→ **AIM OF THE TASK**
Write out each line exactly as it stands, please.

→ **RECORDS FOR THE TASK**
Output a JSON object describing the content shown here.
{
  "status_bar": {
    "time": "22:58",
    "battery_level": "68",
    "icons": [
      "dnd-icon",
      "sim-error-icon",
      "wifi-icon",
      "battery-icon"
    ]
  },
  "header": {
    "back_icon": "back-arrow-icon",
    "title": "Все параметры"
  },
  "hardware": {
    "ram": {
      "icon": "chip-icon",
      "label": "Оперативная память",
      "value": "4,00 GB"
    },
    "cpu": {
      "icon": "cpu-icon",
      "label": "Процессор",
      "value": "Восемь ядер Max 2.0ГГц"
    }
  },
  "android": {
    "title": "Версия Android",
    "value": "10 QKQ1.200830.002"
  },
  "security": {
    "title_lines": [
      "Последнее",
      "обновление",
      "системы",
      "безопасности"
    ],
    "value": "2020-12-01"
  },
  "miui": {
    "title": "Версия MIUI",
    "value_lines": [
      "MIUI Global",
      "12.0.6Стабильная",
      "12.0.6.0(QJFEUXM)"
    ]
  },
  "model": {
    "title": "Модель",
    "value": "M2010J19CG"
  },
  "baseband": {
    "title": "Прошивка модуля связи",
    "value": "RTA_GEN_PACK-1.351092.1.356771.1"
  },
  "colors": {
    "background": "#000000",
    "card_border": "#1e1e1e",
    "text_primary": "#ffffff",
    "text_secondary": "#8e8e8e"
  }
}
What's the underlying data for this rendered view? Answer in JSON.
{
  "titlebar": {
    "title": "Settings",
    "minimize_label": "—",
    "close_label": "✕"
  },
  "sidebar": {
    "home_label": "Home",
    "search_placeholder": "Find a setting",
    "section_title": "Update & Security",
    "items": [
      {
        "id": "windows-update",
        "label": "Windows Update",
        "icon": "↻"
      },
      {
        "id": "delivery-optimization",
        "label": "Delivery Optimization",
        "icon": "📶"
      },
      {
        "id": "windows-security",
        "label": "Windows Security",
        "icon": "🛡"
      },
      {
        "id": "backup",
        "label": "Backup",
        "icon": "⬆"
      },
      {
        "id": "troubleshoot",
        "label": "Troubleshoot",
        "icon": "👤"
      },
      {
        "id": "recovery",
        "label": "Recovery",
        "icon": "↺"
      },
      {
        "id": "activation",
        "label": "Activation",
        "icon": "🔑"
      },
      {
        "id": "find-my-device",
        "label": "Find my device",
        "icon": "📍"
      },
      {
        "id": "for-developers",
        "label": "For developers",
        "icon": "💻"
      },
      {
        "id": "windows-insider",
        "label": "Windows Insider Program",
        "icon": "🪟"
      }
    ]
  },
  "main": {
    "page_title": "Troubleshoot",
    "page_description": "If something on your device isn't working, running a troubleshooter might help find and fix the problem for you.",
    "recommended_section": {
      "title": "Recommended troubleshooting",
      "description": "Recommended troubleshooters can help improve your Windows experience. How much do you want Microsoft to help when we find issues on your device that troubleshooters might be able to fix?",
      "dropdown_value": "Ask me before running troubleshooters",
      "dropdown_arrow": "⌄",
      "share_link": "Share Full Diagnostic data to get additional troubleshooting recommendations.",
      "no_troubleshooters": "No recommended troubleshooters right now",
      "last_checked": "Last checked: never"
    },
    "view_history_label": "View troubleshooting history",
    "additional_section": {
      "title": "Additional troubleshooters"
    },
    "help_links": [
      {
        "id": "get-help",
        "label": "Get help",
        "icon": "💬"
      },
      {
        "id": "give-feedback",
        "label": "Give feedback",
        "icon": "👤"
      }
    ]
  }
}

→ **CORRECT OUTPUT**
Output a JSON object describing the content shown here.
{
  "status_bar": {
    "time": "22:58",
    "battery_level": "68",
    "icons": [
      "dnd-icon",
      "sim-error-icon",
      "wifi-icon",
      "battery-icon"
    ]
  },
  "header": {
    "back_icon": "back-arrow-icon",
    "title": "Все параметры"
  },
  "hardware": {
    "ram": {
      "icon": "chip-icon",
      "label": "Оперативная память",
      "value": "4,00 GB"
    },
    "cpu": {
      "icon": "cpu-icon",
      "label": "Процессор",
      "value": "Восемь ядер Max 2.0ГГц"
    }
  },
  "android": {
    "title": "Версия Android",
    "value": "10 QKQ1.200830.002"
  },
  "security": {
    "title_lines": [
      "Последнее",
      "обновление",
      "системы",
      "безопасности"
    ],
    "value": "2020-12-01"
  },
  "miui": {
    "title": "Версия MIUI",
    "value_lines": [
      "MIUI Global",
      "12.0.6Стабильная",
      "12.0.6.0(QJFEUXM)"
    ]
  },
  "model": {
    "title": "Модель",
    "value": "M2010J19CG"
  },
  "baseband": {
    "title": "Прошивка модуля связи",
    "value": "RTA_GEN_PACK-1.351092.1.356771.1"
  },
  "colors": {
    "background": "#000000",
    "card_border": "#1e1e1e",
    "text_primary": "#ffffff",
    "text_secondary": "#8e8e8e"
  }
}
What's the underlying data for this rendered view? Answer in JSON.
{
  "titlebar": {
    "title": "Settings",
    "minimize_label": "—",
    "close_label": "✕"
  },
  "sidebar": {
    "home_label": "Home",
    "search_placeholder": "Find a setting",
    "section_title": "Update & Security",
    "items": [
      {
        "id": "windows-update",
        "label": "Windows Update",
        "icon": "↻"
      },
      {
        "id": "delivery-optimization",
        "label": "Delivery Optimization",
        "icon": "📶"
      },
      {
        "id": "windows-security",
        "label": "Windows Security",
        "icon": "🛡"
      },
      {
        "id": "backup",
        "label": "Backup",
        "icon": "⬆"
      },
      {
        "id": "troubleshoot",
        "label": "Troubleshoot",
        "icon": "👤"
      },
      {
        "id": "recovery",
        "label": "Recovery",
        "icon": "↺"
      },
      {
        "id": "activation",
        "label": "Activation",
        "icon": "🔑"
      },
      {
        "id": "find-my-device",
        "label": "Find my device",
        "icon": "📍"
      },
      {
        "id": "for-developers",
        "label": "For developers",
        "icon": "💻"
      },
      {
        "id": "windows-insider",
        "label": "Windows Insider Program",
        "icon": "🪟"
      }
    ]
  },
  "main": {
    "page_title": "Troubleshoot",
    "page_description": "If something on your device isn't working, running a troubleshooter might help find and fix the problem for you.",
    "recommended_section": {
      "title": "Recommended troubleshooting",
      "description": "Recommended troubleshooters can help improve your Windows experience. How much do you want Microsoft to help when we find issues on your device that troubleshooters might be able to fix?",
      "dropdown_value": "Ask me before running troubleshooters",
      "dropdown_arrow": "⌄",
      "share_link": "Share Full Diagnostic data to get additional troubleshooting recommendations.",
      "no_troubleshooters": "No recommended troubleshooters right now",
      "last_checked": "Last checked: never"
    },
    "view_history_label": "View troubleshooting history",
    "additional_section": {
      "title": "Additional troubleshooters"
    },
    "help_links": [
      {
        "id": "get-help",
        "label": "Get help",
        "icon": "💬"
      },
      {
        "id": "give-feedback",
        "label": "Give feedback",
        "icon": "👤"
      }
    ]
  }
}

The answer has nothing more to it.